→ **GIVEN RECORDS**:
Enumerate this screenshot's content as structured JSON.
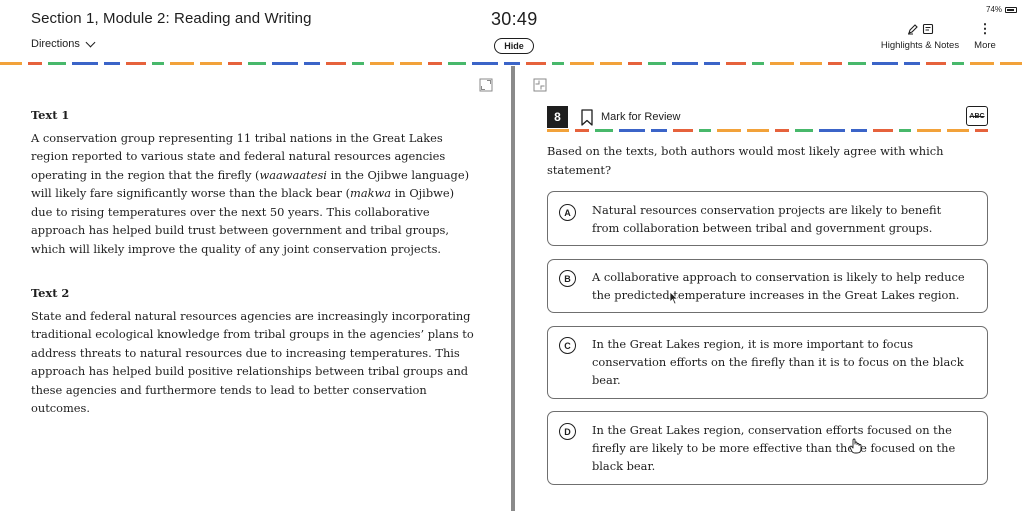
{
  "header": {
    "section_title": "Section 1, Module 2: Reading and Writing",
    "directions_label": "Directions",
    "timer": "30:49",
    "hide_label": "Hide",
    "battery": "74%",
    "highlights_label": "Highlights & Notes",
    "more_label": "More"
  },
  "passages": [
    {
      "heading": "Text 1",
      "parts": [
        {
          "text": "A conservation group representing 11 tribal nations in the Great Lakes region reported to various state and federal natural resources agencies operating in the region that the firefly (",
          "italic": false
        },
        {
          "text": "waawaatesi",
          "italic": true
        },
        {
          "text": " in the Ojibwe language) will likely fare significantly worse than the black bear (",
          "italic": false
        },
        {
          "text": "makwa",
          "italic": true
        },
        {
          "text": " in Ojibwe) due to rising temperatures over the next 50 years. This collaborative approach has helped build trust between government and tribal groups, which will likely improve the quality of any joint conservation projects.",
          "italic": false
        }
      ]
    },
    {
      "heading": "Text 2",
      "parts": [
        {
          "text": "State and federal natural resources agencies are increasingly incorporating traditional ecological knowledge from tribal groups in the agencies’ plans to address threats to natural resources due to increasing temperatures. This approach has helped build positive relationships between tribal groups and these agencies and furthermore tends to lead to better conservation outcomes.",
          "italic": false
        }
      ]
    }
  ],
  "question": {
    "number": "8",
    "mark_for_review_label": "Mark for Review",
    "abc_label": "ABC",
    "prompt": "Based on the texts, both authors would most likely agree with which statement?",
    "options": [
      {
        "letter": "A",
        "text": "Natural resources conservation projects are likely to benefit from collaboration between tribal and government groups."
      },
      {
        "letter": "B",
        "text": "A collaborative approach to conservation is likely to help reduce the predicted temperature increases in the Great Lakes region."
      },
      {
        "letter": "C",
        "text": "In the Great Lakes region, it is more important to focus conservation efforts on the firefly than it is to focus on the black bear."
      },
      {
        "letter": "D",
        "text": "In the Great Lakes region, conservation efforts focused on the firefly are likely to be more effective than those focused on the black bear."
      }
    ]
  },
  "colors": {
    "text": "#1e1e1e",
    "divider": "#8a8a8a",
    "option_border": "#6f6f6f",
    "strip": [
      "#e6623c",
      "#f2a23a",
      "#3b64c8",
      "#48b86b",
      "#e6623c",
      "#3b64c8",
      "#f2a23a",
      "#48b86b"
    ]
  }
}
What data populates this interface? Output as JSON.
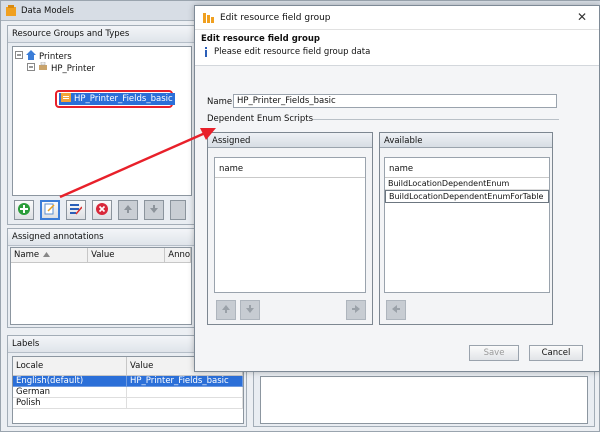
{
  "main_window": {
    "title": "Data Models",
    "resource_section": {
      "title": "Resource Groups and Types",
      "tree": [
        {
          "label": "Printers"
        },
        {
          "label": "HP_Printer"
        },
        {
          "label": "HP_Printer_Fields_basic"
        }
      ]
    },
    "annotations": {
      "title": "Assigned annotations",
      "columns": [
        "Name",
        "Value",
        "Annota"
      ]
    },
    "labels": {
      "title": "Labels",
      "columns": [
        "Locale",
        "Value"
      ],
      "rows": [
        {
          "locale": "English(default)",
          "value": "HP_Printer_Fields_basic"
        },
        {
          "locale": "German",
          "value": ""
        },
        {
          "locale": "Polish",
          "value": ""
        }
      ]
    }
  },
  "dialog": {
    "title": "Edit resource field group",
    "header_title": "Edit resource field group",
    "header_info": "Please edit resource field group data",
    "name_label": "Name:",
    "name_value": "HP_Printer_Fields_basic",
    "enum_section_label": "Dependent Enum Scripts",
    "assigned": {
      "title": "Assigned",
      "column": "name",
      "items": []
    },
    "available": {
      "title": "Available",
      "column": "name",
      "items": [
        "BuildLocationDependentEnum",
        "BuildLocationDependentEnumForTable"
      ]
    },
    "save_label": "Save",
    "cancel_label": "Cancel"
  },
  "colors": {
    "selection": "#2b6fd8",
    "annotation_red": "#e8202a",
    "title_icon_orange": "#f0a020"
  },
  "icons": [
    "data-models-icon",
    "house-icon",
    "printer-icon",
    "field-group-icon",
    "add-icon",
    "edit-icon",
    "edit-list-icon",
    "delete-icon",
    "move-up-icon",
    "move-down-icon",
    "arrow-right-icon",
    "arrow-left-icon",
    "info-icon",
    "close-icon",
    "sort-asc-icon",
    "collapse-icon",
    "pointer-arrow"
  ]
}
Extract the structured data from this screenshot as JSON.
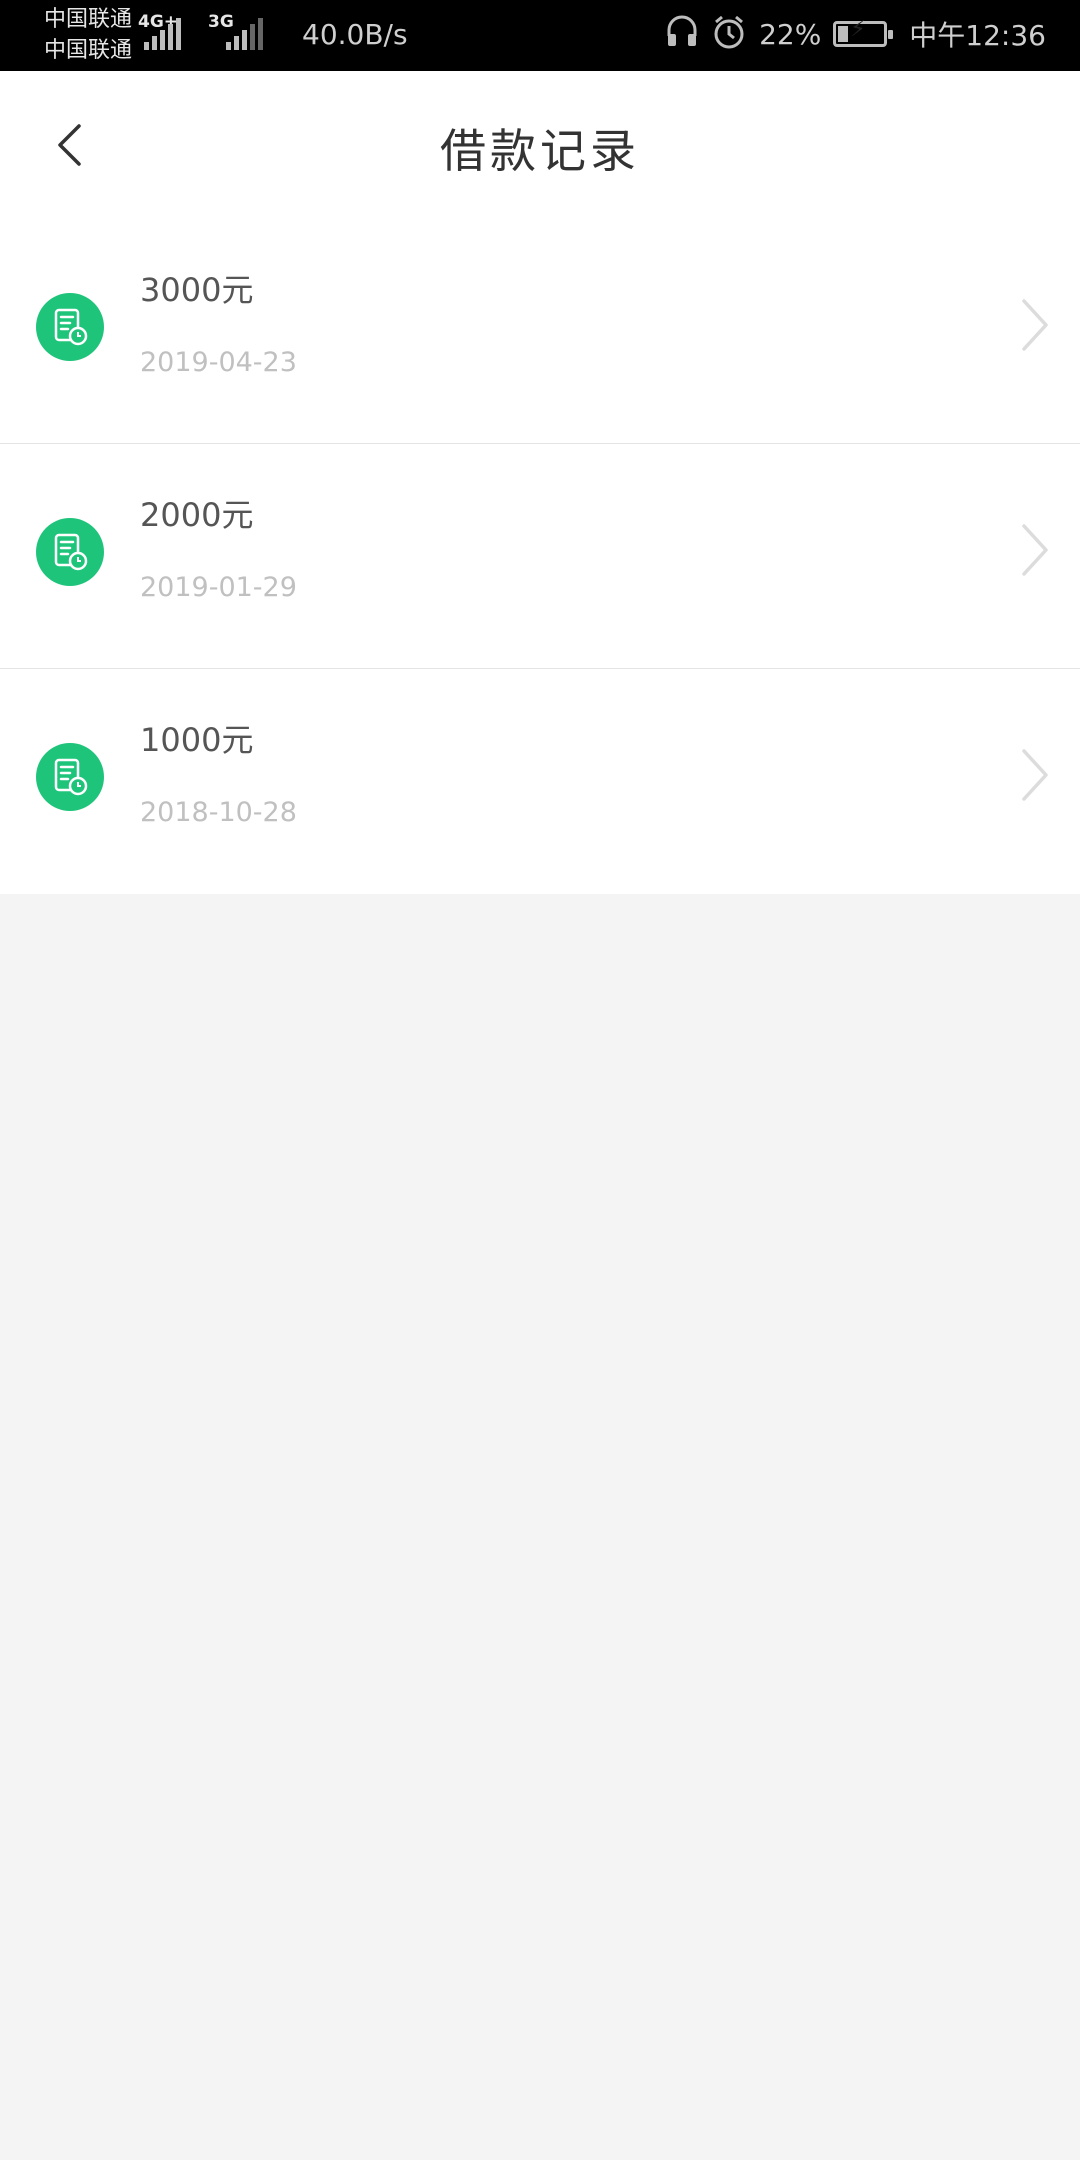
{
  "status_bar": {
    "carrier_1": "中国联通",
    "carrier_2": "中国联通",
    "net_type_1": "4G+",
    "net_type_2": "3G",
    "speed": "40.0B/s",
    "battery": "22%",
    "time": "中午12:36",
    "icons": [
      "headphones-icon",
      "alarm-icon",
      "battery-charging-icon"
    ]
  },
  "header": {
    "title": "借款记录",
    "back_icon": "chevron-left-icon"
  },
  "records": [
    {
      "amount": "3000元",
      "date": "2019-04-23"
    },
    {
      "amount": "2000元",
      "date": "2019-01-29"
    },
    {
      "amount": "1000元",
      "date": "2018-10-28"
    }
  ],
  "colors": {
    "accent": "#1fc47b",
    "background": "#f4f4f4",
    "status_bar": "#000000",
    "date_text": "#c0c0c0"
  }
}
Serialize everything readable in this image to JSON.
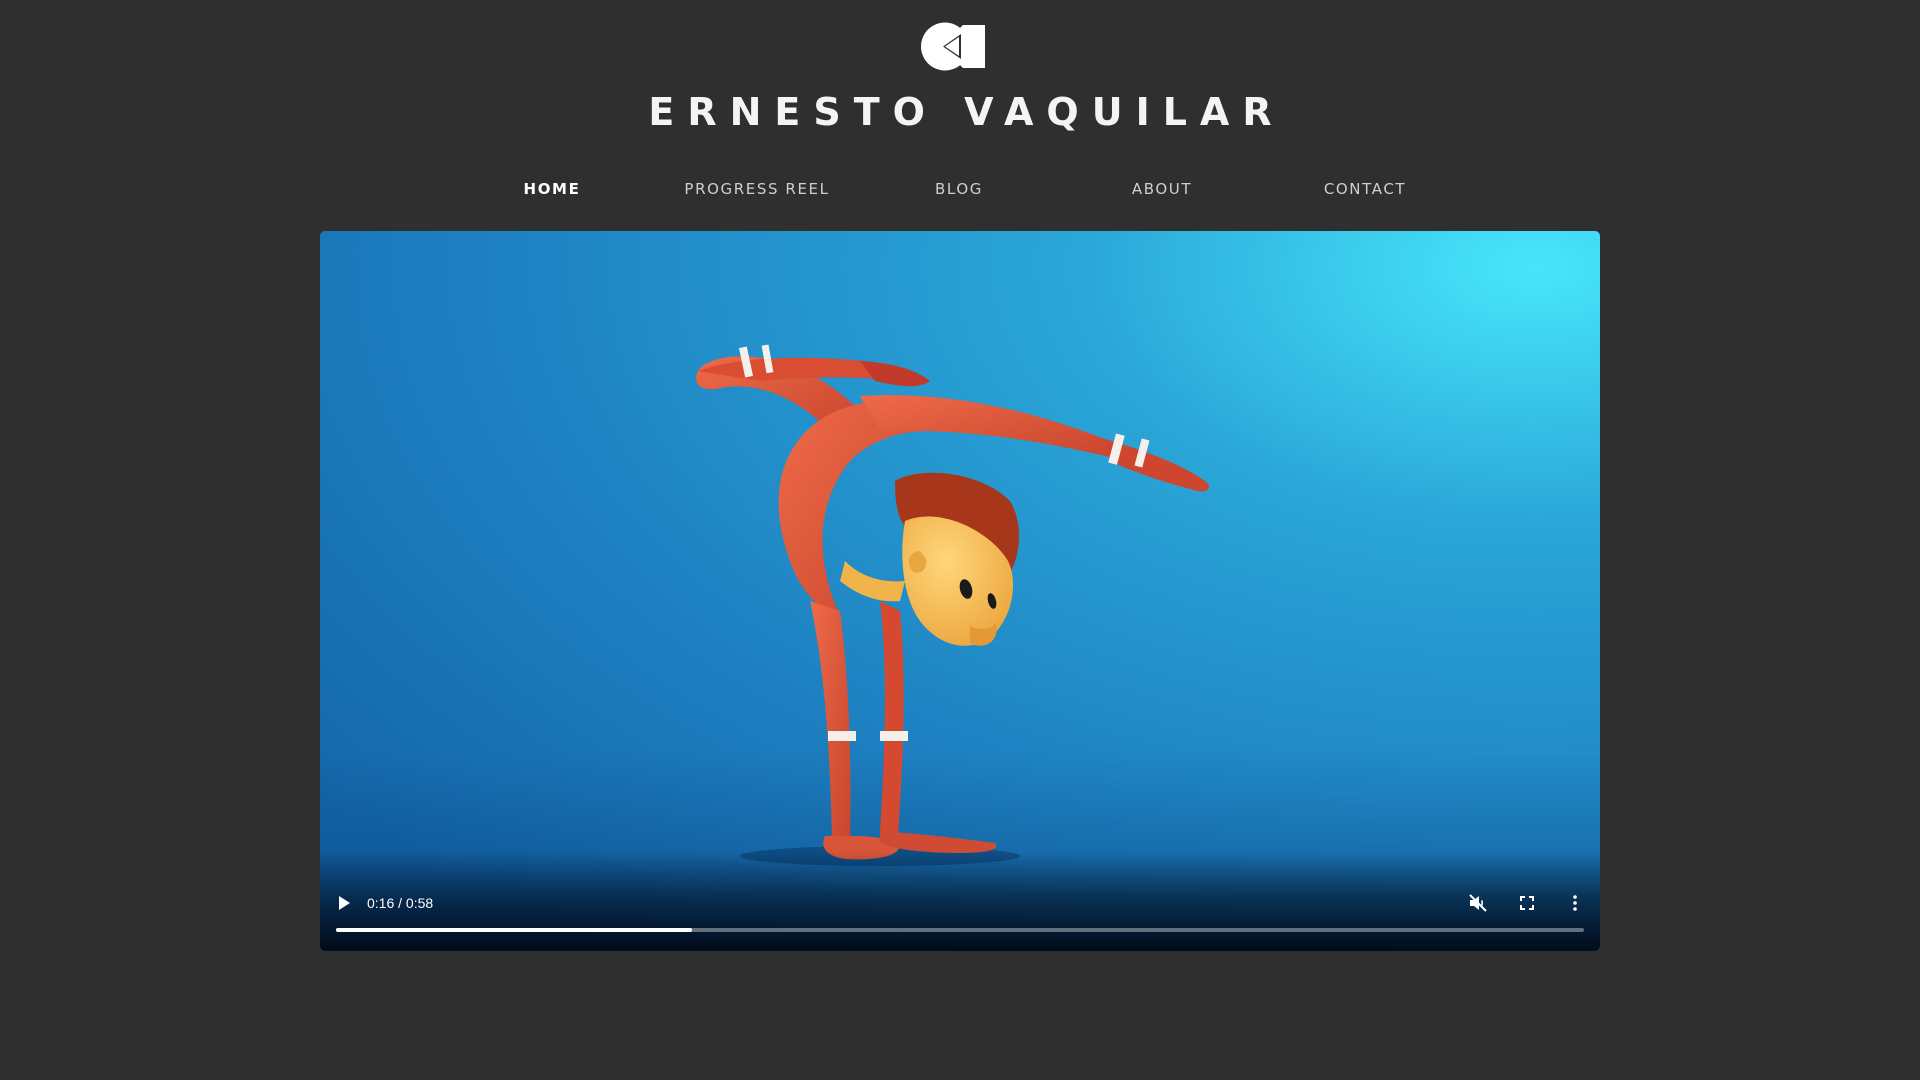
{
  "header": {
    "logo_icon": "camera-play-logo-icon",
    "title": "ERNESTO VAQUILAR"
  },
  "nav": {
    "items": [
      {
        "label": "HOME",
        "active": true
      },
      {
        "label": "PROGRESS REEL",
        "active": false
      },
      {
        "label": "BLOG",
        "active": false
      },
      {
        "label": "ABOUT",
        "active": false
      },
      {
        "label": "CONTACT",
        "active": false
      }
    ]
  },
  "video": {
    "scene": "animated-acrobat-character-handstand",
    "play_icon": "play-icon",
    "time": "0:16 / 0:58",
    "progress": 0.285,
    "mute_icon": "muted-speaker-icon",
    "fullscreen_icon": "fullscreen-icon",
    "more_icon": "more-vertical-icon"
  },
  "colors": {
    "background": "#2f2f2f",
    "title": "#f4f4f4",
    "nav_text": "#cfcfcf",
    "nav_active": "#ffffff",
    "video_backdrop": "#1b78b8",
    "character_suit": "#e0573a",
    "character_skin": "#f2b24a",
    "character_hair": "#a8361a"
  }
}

→ **GIVEN PROBLEM**: The records above must be transcribed exactly. Pictures are left out of the copy.

→ **RESULT**:
Enumerate this screenshot's content as structured JSON.
{
  "header": {
    "section_title": "Section 1, Module 2: Reading and Writing",
    "directions_label": "Directions",
    "timer": "30:49",
    "hide_label": "Hide",
    "battery": "74%",
    "highlights_label": "Highlights & Notes",
    "more_label": "More"
  },
  "passages": [
    {
      "heading": "Text 1",
      "parts": [
        {
          "text": "A conservation group representing 11 tribal nations in the Great Lakes region reported to various state and federal natural resources agencies operating in the region that the firefly (",
          "italic": false
        },
        {
          "text": "waawaatesi",
          "italic": true
        },
        {
          "text": " in the Ojibwe language) will likely fare significantly worse than the black bear (",
          "italic": false
        },
        {
          "text": "makwa",
          "italic": true
        },
        {
          "text": " in Ojibwe) due to rising temperatures over the next 50 years. This collaborative approach has helped build trust between government and tribal groups, which will likely improve the quality of any joint conservation projects.",
          "italic": false
        }
      ]
    },
    {
      "heading": "Text 2",
      "parts": [
        {
          "text": "State and federal natural resources agencies are increasingly incorporating traditional ecological knowledge from tribal groups in the agencies’ plans to address threats to natural resources due to increasing temperatures. This approach has helped build positive relationships between tribal groups and these agencies and furthermore tends to lead to better conservation outcomes.",
          "italic": false
        }
      ]
    }
  ],
  "question": {
    "number": "8",
    "mark_for_review_label": "Mark for Review",
    "abc_label": "ABC",
    "prompt": "Based on the texts, both authors would most likely agree with which statement?",
    "options": [
      {
        "letter": "A",
        "text": "Natural resources conservation projects are likely to benefit from collaboration between tribal and government groups."
      },
      {
        "letter": "B",
        "text": "A collaborative approach to conservation is likely to help reduce the predicted temperature increases in the Great Lakes region."
      },
      {
        "letter": "C",
        "text": "In the Great Lakes region, it is more important to focus conservation efforts on the firefly than it is to focus on the black bear."
      },
      {
        "letter": "D",
        "text": "In the Great Lakes region, conservation efforts focused on the firefly are likely to be more effective than those focused on the black bear."
      }
    ]
  },
  "colors": {
    "text": "#1e1e1e",
    "divider": "#8a8a8a",
    "option_border": "#6f6f6f",
    "strip": [
      "#e6623c",
      "#f2a23a",
      "#3b64c8",
      "#48b86b",
      "#e6623c",
      "#3b64c8",
      "#f2a23a",
      "#48b86b"
    ]
  }
}
What data populates this interface? Output as JSON.
{
  "main_window": {
    "title": "Data Models",
    "resource_section": {
      "title": "Resource Groups and Types",
      "tree": [
        {
          "label": "Printers"
        },
        {
          "label": "HP_Printer"
        },
        {
          "label": "HP_Printer_Fields_basic"
        }
      ]
    },
    "annotations": {
      "title": "Assigned annotations",
      "columns": [
        "Name",
        "Value",
        "Annota"
      ]
    },
    "labels": {
      "title": "Labels",
      "columns": [
        "Locale",
        "Value"
      ],
      "rows": [
        {
          "locale": "English(default)",
          "value": "HP_Printer_Fields_basic"
        },
        {
          "locale": "German",
          "value": ""
        },
        {
          "locale": "Polish",
          "value": ""
        }
      ]
    }
  },
  "dialog": {
    "title": "Edit resource field group",
    "header_title": "Edit resource field group",
    "header_info": "Please edit resource field group data",
    "name_label": "Name:",
    "name_value": "HP_Printer_Fields_basic",
    "enum_section_label": "Dependent Enum Scripts",
    "assigned": {
      "title": "Assigned",
      "column": "name",
      "items": []
    },
    "available": {
      "title": "Available",
      "column": "name",
      "items": [
        "BuildLocationDependentEnum",
        "BuildLocationDependentEnumForTable"
      ]
    },
    "save_label": "Save",
    "cancel_label": "Cancel"
  },
  "colors": {
    "selection": "#2b6fd8",
    "annotation_red": "#e8202a",
    "title_icon_orange": "#f0a020"
  },
  "icons": [
    "data-models-icon",
    "house-icon",
    "printer-icon",
    "field-group-icon",
    "add-icon",
    "edit-icon",
    "edit-list-icon",
    "delete-icon",
    "move-up-icon",
    "move-down-icon",
    "arrow-right-icon",
    "arrow-left-icon",
    "info-icon",
    "close-icon",
    "sort-asc-icon",
    "collapse-icon",
    "pointer-arrow"
  ]
}
Extract the structured data from this screenshot as JSON.
{
  "status_bar": {
    "carrier_1": "中国联通",
    "carrier_2": "中国联通",
    "net_type_1": "4G+",
    "net_type_2": "3G",
    "speed": "40.0B/s",
    "battery": "22%",
    "time": "中午12:36",
    "icons": [
      "headphones-icon",
      "alarm-icon",
      "battery-charging-icon"
    ]
  },
  "header": {
    "title": "借款记录",
    "back_icon": "chevron-left-icon"
  },
  "records": [
    {
      "amount": "3000元",
      "date": "2019-04-23"
    },
    {
      "amount": "2000元",
      "date": "2019-01-29"
    },
    {
      "amount": "1000元",
      "date": "2018-10-28"
    }
  ],
  "colors": {
    "accent": "#1fc47b",
    "background": "#f4f4f4",
    "status_bar": "#000000",
    "date_text": "#c0c0c0"
  }
}
Serialize everything readable in this image to JSON.
{
  "header": {
    "logo_icon": "camera-play-logo-icon",
    "title": "ERNESTO VAQUILAR"
  },
  "nav": {
    "items": [
      {
        "label": "HOME",
        "active": true
      },
      {
        "label": "PROGRESS REEL",
        "active": false
      },
      {
        "label": "BLOG",
        "active": false
      },
      {
        "label": "ABOUT",
        "active": false
      },
      {
        "label": "CONTACT",
        "active": false
      }
    ]
  },
  "video": {
    "scene": "animated-acrobat-character-handstand",
    "play_icon": "play-icon",
    "time": "0:16 / 0:58",
    "progress": 0.285,
    "mute_icon": "muted-speaker-icon",
    "fullscreen_icon": "fullscreen-icon",
    "more_icon": "more-vertical-icon"
  },
  "colors": {
    "background": "#2f2f2f",
    "title": "#f4f4f4",
    "nav_text": "#cfcfcf",
    "nav_active": "#ffffff",
    "video_backdrop": "#1b78b8",
    "character_suit": "#e0573a",
    "character_skin": "#f2b24a",
    "character_hair": "#a8361a"
  }
}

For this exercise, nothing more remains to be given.